The request:
Transcribe the material exactly. Images do not belong in the copy.

* START Entries provided *

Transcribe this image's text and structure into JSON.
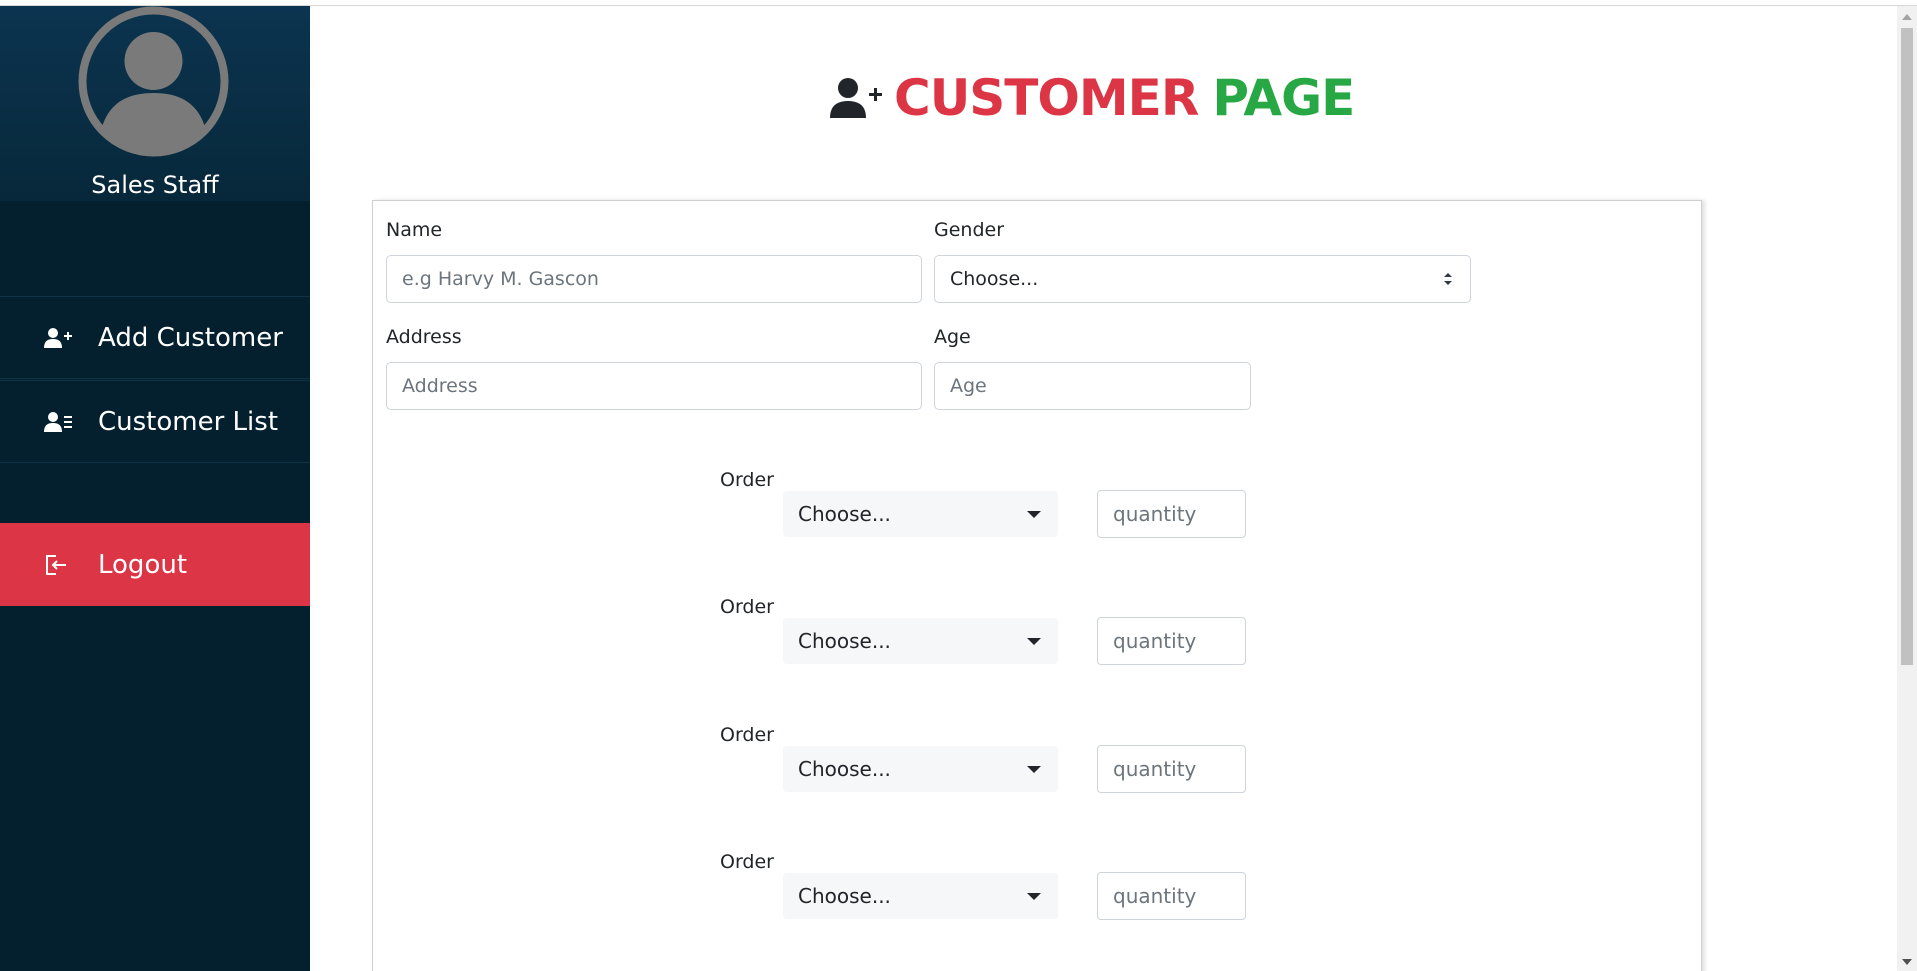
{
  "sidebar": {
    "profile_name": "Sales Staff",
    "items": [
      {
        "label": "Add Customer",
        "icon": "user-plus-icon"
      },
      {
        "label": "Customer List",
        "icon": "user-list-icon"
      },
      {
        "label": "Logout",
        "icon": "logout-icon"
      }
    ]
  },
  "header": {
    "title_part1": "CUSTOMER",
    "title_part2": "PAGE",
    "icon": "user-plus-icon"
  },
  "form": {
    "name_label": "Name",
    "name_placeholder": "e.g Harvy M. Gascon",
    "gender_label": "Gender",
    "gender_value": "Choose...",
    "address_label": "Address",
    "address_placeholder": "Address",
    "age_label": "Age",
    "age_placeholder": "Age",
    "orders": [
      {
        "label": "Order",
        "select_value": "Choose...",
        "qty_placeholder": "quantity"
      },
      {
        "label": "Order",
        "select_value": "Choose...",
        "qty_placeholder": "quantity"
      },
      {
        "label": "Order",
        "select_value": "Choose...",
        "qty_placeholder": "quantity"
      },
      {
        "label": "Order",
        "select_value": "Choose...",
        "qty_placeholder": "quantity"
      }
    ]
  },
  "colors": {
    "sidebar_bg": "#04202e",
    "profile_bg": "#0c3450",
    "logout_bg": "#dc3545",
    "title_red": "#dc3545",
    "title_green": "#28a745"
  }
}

* END Entries provided *

Correct output:
Transcribe this image's text and structure into JSON.
{
  "sidebar": {
    "profile_name": "Sales Staff",
    "items": [
      {
        "label": "Add Customer",
        "icon": "user-plus-icon"
      },
      {
        "label": "Customer List",
        "icon": "user-list-icon"
      },
      {
        "label": "Logout",
        "icon": "logout-icon"
      }
    ]
  },
  "header": {
    "title_part1": "CUSTOMER",
    "title_part2": "PAGE",
    "icon": "user-plus-icon"
  },
  "form": {
    "name_label": "Name",
    "name_placeholder": "e.g Harvy M. Gascon",
    "gender_label": "Gender",
    "gender_value": "Choose...",
    "address_label": "Address",
    "address_placeholder": "Address",
    "age_label": "Age",
    "age_placeholder": "Age",
    "orders": [
      {
        "label": "Order",
        "select_value": "Choose...",
        "qty_placeholder": "quantity"
      },
      {
        "label": "Order",
        "select_value": "Choose...",
        "qty_placeholder": "quantity"
      },
      {
        "label": "Order",
        "select_value": "Choose...",
        "qty_placeholder": "quantity"
      },
      {
        "label": "Order",
        "select_value": "Choose...",
        "qty_placeholder": "quantity"
      }
    ]
  },
  "colors": {
    "sidebar_bg": "#04202e",
    "profile_bg": "#0c3450",
    "logout_bg": "#dc3545",
    "title_red": "#dc3545",
    "title_green": "#28a745"
  }
}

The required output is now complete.